- [Problem requirements]: Pull each line containing "results" out of the data and copy it.

- [Data excerpts]:
++++++++++++++++++++

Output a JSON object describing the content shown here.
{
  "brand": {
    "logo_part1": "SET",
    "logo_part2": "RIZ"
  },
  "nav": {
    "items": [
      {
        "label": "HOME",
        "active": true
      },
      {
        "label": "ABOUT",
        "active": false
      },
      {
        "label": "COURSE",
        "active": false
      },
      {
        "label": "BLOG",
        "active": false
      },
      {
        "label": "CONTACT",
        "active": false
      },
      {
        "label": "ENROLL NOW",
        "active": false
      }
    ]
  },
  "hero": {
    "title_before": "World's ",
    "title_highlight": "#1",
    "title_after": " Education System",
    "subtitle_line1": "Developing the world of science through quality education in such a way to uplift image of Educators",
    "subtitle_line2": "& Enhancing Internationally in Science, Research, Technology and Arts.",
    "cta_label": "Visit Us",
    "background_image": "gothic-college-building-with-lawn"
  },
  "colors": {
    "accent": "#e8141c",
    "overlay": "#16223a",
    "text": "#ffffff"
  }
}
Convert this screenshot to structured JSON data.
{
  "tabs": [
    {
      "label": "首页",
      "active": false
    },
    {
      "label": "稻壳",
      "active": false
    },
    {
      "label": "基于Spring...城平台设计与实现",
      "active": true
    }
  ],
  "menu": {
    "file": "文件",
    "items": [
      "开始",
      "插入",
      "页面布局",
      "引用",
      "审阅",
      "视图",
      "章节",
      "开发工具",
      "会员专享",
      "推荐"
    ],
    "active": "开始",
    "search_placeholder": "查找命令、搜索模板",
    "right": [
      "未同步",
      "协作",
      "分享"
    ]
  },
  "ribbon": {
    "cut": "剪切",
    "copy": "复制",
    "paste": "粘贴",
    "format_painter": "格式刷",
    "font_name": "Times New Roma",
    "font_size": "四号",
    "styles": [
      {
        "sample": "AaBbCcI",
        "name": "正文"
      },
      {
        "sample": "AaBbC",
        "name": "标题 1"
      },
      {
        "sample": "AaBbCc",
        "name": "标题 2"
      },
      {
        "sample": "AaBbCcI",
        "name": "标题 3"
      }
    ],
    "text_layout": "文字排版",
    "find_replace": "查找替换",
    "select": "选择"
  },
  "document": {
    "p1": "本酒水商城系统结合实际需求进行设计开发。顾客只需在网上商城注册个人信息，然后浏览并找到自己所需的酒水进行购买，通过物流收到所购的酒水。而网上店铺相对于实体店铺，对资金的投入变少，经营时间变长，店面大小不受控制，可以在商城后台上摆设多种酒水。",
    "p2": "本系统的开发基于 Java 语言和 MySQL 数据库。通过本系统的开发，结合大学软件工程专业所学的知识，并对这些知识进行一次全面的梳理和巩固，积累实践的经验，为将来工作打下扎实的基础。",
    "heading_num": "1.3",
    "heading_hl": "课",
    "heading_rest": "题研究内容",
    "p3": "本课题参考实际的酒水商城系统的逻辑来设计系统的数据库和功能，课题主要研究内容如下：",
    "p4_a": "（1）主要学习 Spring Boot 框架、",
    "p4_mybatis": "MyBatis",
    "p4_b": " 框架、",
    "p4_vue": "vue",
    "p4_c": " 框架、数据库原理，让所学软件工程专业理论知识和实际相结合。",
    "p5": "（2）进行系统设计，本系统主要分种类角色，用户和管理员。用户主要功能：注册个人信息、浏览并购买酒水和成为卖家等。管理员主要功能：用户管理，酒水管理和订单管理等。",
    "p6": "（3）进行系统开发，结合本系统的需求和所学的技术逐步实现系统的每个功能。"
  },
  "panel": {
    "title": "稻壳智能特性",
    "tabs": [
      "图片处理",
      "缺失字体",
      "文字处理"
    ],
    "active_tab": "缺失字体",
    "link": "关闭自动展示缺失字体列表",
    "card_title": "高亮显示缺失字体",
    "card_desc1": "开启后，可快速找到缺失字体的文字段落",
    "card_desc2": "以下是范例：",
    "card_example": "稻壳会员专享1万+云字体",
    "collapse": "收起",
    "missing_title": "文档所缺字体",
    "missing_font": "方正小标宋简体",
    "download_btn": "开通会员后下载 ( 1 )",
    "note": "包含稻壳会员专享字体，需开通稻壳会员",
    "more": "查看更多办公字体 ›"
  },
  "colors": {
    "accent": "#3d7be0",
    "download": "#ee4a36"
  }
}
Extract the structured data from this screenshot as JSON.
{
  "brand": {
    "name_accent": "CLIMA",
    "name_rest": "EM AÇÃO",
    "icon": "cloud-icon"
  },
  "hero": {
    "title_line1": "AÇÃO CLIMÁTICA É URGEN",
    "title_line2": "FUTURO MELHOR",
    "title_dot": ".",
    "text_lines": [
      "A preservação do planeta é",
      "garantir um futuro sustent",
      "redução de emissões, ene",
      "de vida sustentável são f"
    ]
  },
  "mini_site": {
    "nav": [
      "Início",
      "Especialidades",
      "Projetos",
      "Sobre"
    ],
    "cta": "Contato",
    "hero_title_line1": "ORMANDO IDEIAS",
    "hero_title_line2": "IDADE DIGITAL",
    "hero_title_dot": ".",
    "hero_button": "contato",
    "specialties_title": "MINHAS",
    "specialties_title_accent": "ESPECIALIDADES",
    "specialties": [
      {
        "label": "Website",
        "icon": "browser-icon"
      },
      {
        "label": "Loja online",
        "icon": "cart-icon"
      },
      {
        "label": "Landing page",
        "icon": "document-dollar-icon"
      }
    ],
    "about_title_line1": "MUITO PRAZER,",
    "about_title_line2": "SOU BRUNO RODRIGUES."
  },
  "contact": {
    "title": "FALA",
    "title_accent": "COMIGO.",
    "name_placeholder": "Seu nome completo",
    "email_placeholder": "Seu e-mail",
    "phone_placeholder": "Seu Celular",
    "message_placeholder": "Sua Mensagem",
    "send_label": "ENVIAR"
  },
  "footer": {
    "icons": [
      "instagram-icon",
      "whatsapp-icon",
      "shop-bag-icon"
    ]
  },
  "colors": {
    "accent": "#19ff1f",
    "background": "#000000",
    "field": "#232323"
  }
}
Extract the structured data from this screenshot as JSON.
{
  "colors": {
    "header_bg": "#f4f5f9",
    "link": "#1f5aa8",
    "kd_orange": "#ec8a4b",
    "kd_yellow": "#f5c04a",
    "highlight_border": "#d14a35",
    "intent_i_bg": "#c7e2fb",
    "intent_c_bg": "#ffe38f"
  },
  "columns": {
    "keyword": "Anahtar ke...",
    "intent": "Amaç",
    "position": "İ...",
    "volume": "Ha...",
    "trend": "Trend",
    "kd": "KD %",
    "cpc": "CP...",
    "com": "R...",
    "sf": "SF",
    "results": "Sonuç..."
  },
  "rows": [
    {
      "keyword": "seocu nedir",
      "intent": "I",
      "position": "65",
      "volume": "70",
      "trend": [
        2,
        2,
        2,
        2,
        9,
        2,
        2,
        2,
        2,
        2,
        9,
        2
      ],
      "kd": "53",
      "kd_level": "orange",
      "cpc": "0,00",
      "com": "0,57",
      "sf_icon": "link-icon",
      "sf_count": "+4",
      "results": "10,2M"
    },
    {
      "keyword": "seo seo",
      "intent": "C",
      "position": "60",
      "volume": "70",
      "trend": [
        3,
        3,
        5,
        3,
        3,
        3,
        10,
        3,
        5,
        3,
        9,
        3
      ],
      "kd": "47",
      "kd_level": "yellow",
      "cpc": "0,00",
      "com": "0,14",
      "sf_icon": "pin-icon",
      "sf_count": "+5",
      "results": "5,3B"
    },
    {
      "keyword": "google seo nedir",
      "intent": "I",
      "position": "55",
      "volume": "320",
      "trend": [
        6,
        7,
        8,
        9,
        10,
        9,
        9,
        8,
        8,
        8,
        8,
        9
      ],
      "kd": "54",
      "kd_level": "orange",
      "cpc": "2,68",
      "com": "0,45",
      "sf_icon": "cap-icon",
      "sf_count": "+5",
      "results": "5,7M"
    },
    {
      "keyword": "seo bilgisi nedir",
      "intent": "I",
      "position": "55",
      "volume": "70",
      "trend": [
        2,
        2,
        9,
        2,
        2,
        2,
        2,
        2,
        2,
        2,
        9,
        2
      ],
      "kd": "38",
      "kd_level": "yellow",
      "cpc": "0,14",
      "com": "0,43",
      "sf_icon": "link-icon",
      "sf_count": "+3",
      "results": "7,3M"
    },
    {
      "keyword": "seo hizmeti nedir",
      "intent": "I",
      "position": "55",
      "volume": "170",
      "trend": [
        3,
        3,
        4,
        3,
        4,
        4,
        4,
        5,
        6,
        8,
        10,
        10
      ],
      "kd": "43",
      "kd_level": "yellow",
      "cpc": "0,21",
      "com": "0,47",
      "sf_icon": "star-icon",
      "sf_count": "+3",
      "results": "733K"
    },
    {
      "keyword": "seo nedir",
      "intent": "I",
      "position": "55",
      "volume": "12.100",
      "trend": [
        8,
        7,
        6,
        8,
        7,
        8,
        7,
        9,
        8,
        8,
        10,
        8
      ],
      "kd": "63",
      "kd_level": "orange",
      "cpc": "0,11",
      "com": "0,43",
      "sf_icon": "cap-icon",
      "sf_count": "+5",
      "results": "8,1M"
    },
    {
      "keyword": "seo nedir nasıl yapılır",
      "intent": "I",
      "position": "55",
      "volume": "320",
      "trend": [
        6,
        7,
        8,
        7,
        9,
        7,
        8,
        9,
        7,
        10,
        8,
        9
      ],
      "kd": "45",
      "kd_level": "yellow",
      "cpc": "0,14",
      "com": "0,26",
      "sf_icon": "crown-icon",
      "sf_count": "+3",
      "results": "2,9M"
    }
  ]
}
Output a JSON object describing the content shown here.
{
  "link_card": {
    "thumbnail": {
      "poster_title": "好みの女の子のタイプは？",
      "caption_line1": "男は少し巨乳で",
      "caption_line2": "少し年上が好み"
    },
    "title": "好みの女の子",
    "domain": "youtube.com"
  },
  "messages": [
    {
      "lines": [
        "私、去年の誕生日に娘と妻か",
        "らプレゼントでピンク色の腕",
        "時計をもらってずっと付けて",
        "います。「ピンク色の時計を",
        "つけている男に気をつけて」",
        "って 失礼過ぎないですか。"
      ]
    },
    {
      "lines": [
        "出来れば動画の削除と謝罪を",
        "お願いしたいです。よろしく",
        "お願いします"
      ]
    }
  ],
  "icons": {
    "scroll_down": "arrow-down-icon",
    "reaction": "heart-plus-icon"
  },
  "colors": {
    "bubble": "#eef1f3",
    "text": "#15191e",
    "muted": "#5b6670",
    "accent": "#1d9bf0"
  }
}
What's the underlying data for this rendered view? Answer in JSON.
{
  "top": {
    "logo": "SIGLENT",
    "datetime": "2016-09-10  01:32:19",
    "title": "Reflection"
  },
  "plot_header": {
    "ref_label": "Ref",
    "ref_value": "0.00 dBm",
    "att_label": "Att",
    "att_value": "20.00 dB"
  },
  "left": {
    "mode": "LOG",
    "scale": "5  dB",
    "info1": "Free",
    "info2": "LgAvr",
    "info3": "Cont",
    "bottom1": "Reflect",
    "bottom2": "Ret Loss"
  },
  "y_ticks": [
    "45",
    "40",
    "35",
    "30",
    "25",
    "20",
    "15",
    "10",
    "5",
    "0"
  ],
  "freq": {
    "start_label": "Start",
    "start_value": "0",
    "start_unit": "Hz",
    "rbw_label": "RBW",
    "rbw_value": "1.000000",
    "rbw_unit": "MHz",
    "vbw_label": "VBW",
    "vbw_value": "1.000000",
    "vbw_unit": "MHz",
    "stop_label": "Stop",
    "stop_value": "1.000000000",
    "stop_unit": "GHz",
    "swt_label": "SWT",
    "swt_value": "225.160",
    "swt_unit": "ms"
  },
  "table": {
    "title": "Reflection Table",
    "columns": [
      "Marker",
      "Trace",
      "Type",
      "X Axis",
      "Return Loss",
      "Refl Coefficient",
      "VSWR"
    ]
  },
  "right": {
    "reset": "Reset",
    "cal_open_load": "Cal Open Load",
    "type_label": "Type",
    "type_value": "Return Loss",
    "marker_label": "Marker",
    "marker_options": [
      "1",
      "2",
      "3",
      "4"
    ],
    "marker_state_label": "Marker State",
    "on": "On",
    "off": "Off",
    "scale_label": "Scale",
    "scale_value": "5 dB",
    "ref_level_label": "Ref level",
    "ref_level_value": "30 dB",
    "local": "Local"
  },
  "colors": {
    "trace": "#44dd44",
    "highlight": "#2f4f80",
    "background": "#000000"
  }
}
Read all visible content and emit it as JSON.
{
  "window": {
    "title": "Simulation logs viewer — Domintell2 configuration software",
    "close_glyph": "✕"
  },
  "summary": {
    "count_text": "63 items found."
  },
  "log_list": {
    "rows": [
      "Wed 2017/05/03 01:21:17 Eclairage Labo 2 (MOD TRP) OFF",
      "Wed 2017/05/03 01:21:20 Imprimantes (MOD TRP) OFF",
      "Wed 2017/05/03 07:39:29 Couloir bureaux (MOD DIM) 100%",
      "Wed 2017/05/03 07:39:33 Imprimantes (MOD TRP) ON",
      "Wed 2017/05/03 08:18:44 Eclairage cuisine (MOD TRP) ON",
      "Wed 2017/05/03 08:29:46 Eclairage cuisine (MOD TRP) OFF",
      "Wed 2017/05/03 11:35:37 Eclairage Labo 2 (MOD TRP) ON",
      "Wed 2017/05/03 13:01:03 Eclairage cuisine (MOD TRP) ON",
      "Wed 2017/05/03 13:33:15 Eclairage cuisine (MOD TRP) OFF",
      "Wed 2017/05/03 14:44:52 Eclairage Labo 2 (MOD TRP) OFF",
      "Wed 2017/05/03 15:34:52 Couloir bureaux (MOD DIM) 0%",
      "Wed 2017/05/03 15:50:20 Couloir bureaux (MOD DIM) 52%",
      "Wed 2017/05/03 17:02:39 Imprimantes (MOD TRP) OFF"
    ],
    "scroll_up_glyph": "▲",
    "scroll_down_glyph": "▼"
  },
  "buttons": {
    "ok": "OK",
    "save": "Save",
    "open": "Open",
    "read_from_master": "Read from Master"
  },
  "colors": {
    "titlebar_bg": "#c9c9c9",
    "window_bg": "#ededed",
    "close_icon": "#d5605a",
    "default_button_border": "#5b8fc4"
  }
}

++++++++++++++++++++

- [Task response]:
    "results": "Sonuç..."
      "results": "10,2M"
      "results": "5,3B"
      "results": "5,7M"
      "results": "7,3M"
      "results": "733K"
      "results": "8,1M"
      "results": "2,9M"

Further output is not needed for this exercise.